[START]

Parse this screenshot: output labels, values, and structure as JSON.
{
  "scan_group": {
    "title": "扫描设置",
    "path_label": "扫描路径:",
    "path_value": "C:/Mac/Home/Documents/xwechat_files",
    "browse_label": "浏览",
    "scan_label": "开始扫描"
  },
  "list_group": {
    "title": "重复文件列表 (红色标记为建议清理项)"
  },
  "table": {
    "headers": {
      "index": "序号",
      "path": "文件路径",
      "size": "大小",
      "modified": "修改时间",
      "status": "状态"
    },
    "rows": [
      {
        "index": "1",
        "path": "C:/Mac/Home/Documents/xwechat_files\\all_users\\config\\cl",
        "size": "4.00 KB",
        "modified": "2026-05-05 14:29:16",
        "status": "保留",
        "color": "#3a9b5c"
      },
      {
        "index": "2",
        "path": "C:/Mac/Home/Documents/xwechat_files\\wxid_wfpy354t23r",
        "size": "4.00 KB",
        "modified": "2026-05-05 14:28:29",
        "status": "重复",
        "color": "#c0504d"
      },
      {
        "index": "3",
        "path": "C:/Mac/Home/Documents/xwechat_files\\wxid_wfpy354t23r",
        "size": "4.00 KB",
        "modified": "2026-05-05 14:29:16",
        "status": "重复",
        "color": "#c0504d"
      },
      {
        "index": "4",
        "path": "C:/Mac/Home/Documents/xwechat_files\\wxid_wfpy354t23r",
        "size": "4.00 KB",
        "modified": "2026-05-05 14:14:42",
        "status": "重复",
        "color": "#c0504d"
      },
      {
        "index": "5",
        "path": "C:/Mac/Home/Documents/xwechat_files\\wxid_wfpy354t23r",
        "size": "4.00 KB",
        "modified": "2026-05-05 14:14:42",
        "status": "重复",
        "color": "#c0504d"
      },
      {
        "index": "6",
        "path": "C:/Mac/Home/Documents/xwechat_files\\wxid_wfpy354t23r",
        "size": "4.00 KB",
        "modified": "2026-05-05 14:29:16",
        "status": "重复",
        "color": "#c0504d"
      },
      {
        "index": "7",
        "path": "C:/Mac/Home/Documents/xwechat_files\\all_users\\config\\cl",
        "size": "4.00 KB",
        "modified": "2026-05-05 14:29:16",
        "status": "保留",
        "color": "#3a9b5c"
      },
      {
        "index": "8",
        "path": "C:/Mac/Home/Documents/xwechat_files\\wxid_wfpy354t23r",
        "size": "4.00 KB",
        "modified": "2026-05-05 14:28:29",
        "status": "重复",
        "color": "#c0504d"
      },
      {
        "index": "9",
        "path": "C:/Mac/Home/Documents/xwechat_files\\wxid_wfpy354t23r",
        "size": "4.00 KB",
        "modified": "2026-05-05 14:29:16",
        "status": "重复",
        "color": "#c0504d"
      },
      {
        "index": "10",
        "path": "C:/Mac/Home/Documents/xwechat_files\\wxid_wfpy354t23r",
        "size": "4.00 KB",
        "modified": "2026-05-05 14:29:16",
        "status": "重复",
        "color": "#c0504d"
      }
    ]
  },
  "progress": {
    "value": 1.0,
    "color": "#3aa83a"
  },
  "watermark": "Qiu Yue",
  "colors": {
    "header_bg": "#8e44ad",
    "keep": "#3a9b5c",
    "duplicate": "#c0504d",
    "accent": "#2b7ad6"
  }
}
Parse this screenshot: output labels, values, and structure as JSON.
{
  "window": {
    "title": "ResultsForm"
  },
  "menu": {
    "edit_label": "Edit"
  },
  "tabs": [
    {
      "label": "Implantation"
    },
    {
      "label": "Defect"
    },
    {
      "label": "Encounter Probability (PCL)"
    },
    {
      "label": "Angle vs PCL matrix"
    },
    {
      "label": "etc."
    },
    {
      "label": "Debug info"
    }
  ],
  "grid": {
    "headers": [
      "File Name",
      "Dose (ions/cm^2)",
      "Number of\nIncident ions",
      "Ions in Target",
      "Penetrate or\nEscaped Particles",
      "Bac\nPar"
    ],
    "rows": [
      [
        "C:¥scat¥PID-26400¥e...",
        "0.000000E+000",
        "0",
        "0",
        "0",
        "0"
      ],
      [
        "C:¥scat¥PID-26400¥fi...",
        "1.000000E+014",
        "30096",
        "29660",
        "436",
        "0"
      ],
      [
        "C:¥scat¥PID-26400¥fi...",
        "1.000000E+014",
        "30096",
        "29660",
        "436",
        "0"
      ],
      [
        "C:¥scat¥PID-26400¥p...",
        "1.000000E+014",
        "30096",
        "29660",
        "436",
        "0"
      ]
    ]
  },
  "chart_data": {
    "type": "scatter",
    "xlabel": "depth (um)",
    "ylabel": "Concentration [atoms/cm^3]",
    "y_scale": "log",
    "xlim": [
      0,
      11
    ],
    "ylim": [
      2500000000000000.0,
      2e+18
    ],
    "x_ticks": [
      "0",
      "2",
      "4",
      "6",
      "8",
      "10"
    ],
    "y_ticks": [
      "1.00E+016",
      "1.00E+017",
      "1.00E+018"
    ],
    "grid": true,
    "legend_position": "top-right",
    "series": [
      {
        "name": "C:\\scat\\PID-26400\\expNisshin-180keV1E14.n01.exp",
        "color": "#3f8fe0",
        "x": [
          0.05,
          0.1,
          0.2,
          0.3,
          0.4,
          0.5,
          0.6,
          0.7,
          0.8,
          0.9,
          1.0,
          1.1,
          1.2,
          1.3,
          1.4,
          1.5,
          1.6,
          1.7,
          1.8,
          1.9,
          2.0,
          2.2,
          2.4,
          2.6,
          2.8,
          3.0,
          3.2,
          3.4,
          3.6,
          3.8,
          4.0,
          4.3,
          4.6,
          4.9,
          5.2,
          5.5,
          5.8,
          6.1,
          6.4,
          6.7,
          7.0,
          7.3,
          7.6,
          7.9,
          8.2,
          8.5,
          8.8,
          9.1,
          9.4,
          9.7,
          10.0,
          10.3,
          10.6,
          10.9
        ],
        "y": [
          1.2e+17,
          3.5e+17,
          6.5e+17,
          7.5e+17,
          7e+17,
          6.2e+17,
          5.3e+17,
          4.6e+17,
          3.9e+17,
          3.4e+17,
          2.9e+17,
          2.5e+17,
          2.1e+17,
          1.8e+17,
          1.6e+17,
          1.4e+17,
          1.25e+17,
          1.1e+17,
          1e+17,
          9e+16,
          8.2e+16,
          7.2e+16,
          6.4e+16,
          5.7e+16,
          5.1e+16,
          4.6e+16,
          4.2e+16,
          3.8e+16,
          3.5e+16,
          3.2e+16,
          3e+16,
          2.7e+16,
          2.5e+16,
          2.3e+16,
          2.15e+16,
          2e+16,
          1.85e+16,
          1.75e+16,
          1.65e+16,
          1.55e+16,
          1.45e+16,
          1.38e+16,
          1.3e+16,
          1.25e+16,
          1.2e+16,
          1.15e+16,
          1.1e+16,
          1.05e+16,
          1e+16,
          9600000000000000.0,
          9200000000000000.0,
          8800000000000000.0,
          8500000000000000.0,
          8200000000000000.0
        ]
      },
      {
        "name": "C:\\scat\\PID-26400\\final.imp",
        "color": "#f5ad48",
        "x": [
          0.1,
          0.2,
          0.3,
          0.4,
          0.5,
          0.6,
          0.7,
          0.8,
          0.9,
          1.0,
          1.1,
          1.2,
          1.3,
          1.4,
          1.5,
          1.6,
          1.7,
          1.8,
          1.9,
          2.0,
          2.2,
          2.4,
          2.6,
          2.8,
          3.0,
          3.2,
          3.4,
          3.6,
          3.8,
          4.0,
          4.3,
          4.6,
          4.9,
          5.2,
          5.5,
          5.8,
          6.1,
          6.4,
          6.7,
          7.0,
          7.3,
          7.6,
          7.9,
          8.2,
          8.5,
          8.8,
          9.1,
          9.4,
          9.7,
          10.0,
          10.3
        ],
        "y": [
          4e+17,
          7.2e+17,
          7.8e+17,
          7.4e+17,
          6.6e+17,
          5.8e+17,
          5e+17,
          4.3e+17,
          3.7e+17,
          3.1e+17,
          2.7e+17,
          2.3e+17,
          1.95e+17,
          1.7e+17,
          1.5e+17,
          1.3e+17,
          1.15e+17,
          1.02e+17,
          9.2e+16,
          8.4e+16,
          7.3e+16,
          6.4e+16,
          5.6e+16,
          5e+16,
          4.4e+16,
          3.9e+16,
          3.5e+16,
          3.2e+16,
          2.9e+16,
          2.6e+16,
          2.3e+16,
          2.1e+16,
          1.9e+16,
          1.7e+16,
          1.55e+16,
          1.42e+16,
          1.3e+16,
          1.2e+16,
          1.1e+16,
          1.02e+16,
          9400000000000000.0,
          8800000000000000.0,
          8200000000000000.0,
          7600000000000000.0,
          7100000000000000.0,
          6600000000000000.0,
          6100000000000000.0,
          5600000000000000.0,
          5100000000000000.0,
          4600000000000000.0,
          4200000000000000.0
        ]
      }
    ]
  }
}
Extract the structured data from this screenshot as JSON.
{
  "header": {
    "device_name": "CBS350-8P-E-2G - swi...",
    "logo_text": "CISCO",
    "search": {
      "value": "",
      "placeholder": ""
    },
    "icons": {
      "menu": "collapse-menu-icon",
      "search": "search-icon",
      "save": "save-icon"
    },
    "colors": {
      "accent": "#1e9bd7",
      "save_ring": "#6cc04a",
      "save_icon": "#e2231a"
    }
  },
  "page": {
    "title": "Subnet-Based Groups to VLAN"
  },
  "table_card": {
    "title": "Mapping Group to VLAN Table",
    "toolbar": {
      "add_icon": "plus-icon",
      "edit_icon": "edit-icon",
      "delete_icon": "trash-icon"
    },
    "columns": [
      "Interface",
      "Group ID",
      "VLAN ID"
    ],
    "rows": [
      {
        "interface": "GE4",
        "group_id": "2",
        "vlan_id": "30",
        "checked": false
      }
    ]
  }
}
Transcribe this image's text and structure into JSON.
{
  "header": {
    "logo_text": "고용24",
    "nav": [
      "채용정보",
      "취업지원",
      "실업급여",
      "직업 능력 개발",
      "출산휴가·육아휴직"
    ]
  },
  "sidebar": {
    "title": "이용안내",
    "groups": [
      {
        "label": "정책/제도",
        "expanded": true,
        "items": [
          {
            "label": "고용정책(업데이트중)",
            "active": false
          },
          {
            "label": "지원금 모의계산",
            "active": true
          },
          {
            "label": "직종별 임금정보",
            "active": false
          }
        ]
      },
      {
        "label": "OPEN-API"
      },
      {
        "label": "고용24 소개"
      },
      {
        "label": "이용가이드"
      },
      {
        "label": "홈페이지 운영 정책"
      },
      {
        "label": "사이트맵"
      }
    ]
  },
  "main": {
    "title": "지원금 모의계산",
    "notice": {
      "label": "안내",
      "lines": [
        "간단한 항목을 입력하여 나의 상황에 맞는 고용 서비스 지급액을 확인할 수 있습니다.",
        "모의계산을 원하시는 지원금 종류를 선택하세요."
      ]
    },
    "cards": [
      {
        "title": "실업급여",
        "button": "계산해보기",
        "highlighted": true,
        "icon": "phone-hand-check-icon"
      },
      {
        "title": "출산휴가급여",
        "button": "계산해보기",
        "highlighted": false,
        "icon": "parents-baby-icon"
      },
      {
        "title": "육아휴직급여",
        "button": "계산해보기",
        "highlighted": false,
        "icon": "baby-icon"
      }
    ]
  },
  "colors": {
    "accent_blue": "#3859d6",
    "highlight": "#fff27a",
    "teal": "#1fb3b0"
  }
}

[END]

> **Task to carry out**
Copy each line of the listing that holds the word "JSON".

> **Solution to the problem**
Parse this screenshot: output labels, values, and structure as JSON.
Parse this screenshot: output labels, values, and structure as JSON.
Extract the structured data from this screenshot as JSON.
Transcribe this image's text and structure into JSON.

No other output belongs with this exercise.